Set task: Every record must be repeated exactly; omit any pictures they contain.

_____

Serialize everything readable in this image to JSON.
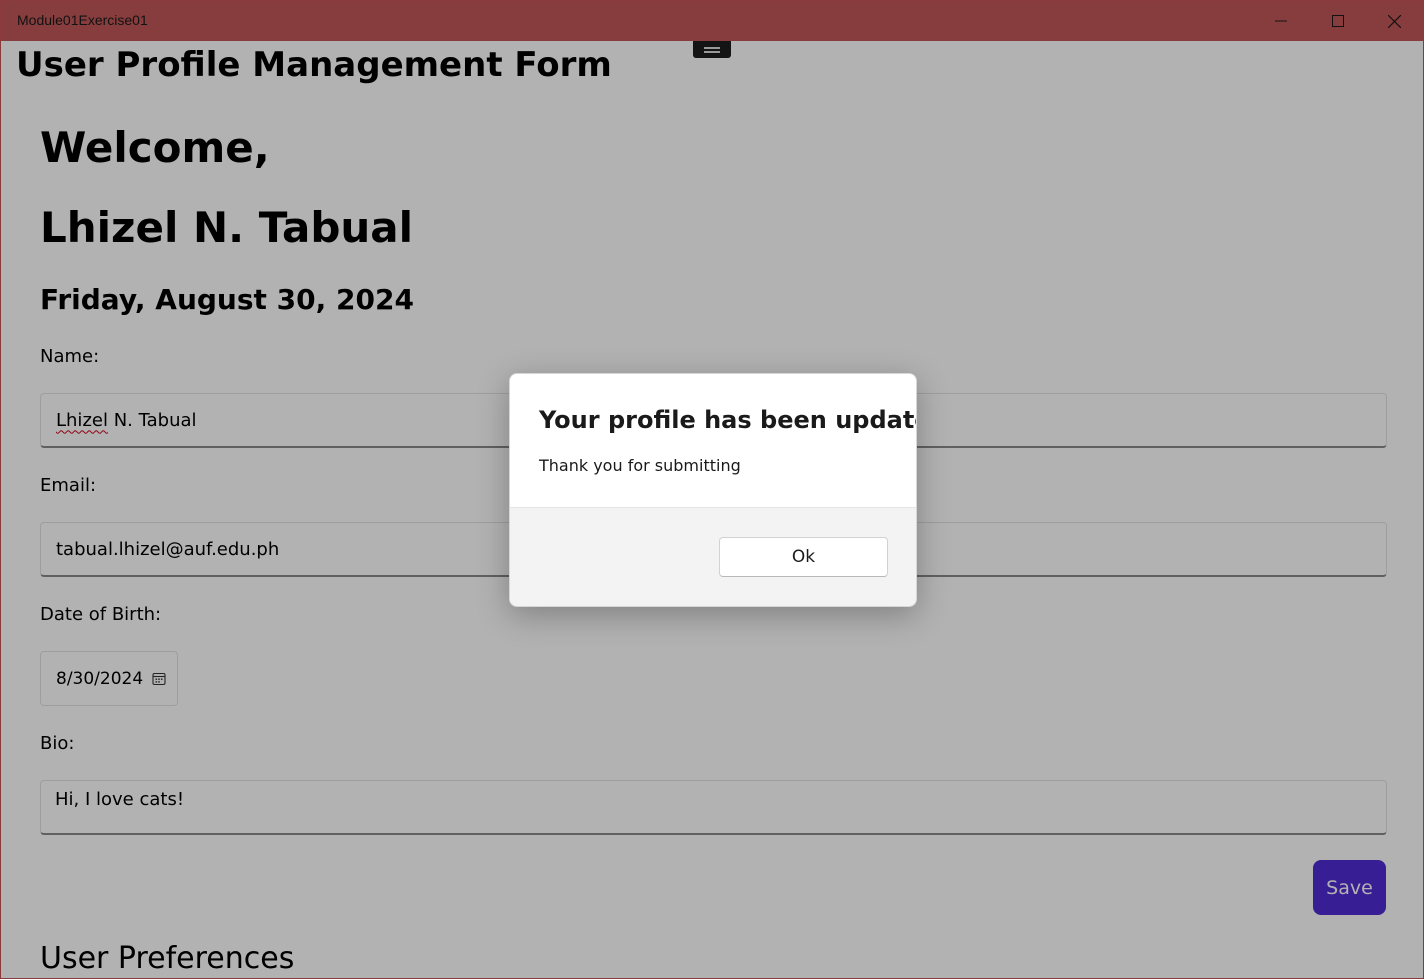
{
  "window": {
    "title": "Module01Exercise01",
    "titlebar_color": "#c25858"
  },
  "page": {
    "title": "User Profile Management Form",
    "welcome": "Welcome,",
    "username": "Lhizel N. Tabual",
    "date": "Friday, August 30, 2024"
  },
  "form": {
    "name_label": "Name:",
    "name_value_first": "Lhizel",
    "name_value_rest": " N. Tabual",
    "email_label": "Email:",
    "email_value": "tabual.lhizel@auf.edu.ph",
    "dob_label": "Date of Birth:",
    "dob_value": "8/30/2024",
    "bio_label": "Bio:",
    "bio_value": "Hi, I love cats!",
    "save_label": "Save",
    "save_color": "#512bd4"
  },
  "preferences": {
    "heading": "User Preferences"
  },
  "dialog": {
    "title": "Your profile has been updated.",
    "message": "Thank you for submitting",
    "ok_label": "Ok"
  },
  "icons": {
    "minimize": "minimize-icon",
    "maximize": "maximize-icon",
    "close": "close-icon",
    "calendar": "calendar-icon"
  }
}
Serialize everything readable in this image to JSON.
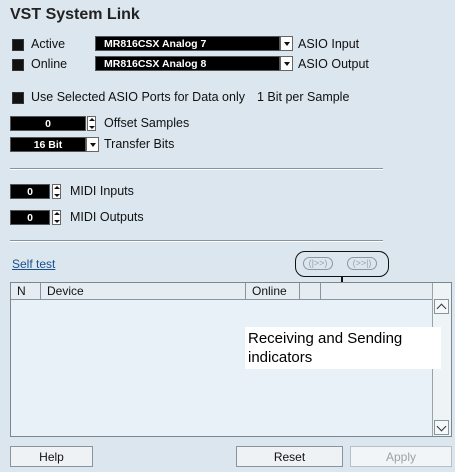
{
  "title": "VST System Link",
  "active": {
    "label": "Active",
    "port": "MR816CSX Analog 7",
    "port_type": "ASIO Input"
  },
  "online": {
    "label": "Online",
    "port": "MR816CSX Analog 8",
    "port_type": "ASIO Output"
  },
  "use_selected": {
    "label": "Use Selected ASIO Ports for Data only",
    "note": "1 Bit per Sample"
  },
  "offset": {
    "value": "0",
    "label": "Offset Samples"
  },
  "transfer": {
    "value": "16 Bit",
    "label": "Transfer Bits"
  },
  "midi_inputs": {
    "value": "0",
    "label": "MIDI Inputs"
  },
  "midi_outputs": {
    "value": "0",
    "label": "MIDI Outputs"
  },
  "self_test": "Self test",
  "indicators": {
    "receive": "(|>>)",
    "send": "(>>|)"
  },
  "table": {
    "columns": [
      "N",
      "Device",
      "Online",
      "",
      ""
    ]
  },
  "callout": "Receiving and Sending indicators",
  "buttons": {
    "help": "Help",
    "reset": "Reset",
    "apply": "Apply"
  },
  "icons": [
    "checkbox-icon",
    "dropdown-arrow-icon",
    "spinner-icon",
    "scroll-up-icon",
    "scroll-down-icon"
  ]
}
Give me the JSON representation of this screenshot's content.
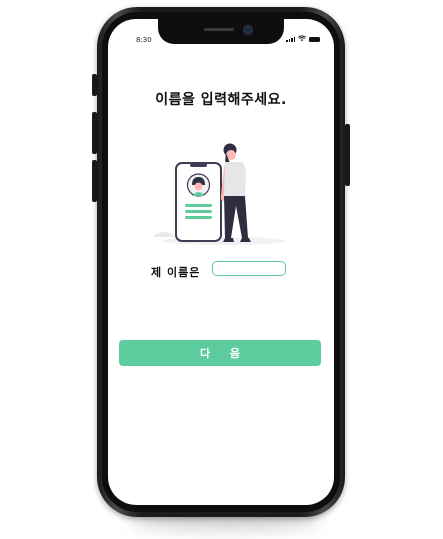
{
  "status_bar": {
    "time": "8:30"
  },
  "title": "이름을 입력해주세요.",
  "illustration": {
    "icon": "person-with-phone-profile-illustration"
  },
  "name_field": {
    "label": "제 이름은",
    "value": "",
    "placeholder": ""
  },
  "next_button": {
    "label": "다 음"
  },
  "colors": {
    "accent": "#5ccc9e",
    "frame": "#1c1c1c",
    "text": "#111111"
  }
}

_____

Answer for the task:
Serialize everything readable in this image to JSON.
{
  "window": {
    "title": "Module01Exercise01",
    "titlebar_color": "#c25858"
  },
  "page": {
    "title": "User Profile Management Form",
    "welcome": "Welcome,",
    "username": "Lhizel N. Tabual",
    "date": "Friday, August 30, 2024"
  },
  "form": {
    "name_label": "Name:",
    "name_value_first": "Lhizel",
    "name_value_rest": " N. Tabual",
    "email_label": "Email:",
    "email_value": "tabual.lhizel@auf.edu.ph",
    "dob_label": "Date of Birth:",
    "dob_value": "8/30/2024",
    "bio_label": "Bio:",
    "bio_value": "Hi, I love cats!",
    "save_label": "Save",
    "save_color": "#512bd4"
  },
  "preferences": {
    "heading": "User Preferences"
  },
  "dialog": {
    "title": "Your profile has been updated.",
    "message": "Thank you for submitting",
    "ok_label": "Ok"
  },
  "icons": {
    "minimize": "minimize-icon",
    "maximize": "maximize-icon",
    "close": "close-icon",
    "calendar": "calendar-icon"
  }
}
Serialize everything readable in this image to JSON.
{
  "title": "VST System Link",
  "active": {
    "label": "Active",
    "port": "MR816CSX Analog 7",
    "port_type": "ASIO Input"
  },
  "online": {
    "label": "Online",
    "port": "MR816CSX Analog 8",
    "port_type": "ASIO Output"
  },
  "use_selected": {
    "label": "Use Selected ASIO Ports for Data only",
    "note": "1 Bit per Sample"
  },
  "offset": {
    "value": "0",
    "label": "Offset Samples"
  },
  "transfer": {
    "value": "16 Bit",
    "label": "Transfer Bits"
  },
  "midi_inputs": {
    "value": "0",
    "label": "MIDI Inputs"
  },
  "midi_outputs": {
    "value": "0",
    "label": "MIDI Outputs"
  },
  "self_test": "Self test",
  "indicators": {
    "receive": "(|>>)",
    "send": "(>>|)"
  },
  "table": {
    "columns": [
      "N",
      "Device",
      "Online",
      "",
      ""
    ]
  },
  "callout": "Receiving and Sending indicators",
  "buttons": {
    "help": "Help",
    "reset": "Reset",
    "apply": "Apply"
  },
  "icons": [
    "checkbox-icon",
    "dropdown-arrow-icon",
    "spinner-icon",
    "scroll-up-icon",
    "scroll-down-icon"
  ]
}
Give me the JSON representation of this screenshot's content.
{
  "status_bar": {
    "time": "8:30"
  },
  "title": "이름을 입력해주세요.",
  "illustration": {
    "icon": "person-with-phone-profile-illustration"
  },
  "name_field": {
    "label": "제 이름은",
    "value": "",
    "placeholder": ""
  },
  "next_button": {
    "label": "다 음"
  },
  "colors": {
    "accent": "#5ccc9e",
    "frame": "#1c1c1c",
    "text": "#111111"
  }
}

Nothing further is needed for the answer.